### Written request
Reproduce all of the material word for word.

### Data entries

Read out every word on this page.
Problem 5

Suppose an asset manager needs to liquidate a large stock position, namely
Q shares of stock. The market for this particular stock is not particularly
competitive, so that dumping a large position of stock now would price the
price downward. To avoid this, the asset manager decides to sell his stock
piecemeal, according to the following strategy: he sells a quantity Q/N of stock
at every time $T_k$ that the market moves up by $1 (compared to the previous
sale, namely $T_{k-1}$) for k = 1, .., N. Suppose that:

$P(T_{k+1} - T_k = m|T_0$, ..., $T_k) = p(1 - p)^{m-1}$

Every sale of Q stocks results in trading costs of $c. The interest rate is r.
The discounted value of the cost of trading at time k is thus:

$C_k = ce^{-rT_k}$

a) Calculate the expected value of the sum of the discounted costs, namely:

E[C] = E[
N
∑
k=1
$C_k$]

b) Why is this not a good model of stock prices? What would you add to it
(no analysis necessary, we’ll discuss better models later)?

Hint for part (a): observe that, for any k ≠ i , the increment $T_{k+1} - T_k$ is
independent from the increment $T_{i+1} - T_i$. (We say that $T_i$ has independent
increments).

### Exercise solution
Read out every word on this page.
Problem 5

Suppose an asset manager needs to liquidate a large stock position, namely
Q shares of stock. The market for this particular stock is not particularly
competitive, so that dumping a large position of stock now would price the
price downward. To avoid this, the asset manager decides to sell his stock
piecemeal, according to the following strategy: he sells a quantity Q/N of stock
at every time $T_k$ that the market moves up by $1 (compared to the previous
sale, namely $T_{k-1}$) for k = 1, .., N. Suppose that:

$P(T_{k+1} - T_k = m|T_0$, ..., $T_k) = p(1 - p)^{m-1}$

Every sale of Q stocks results in trading costs of $c. The interest rate is r.
The discounted value of the cost of trading at time k is thus:

$C_k = ce^{-rT_k}$

a) Calculate the expected value of the sum of the discounted costs, namely:

E[C] = E[
N
∑
k=1
$C_k$]

b) Why is this not a good model of stock prices? What would you add to it
(no analysis necessary, we’ll discuss better models later)?

Hint for part (a): observe that, for any k ≠ i , the increment $T_{k+1} - T_k$ is
independent from the increment $T_{i+1} - T_i$. (We say that $T_i$ has independent
increments).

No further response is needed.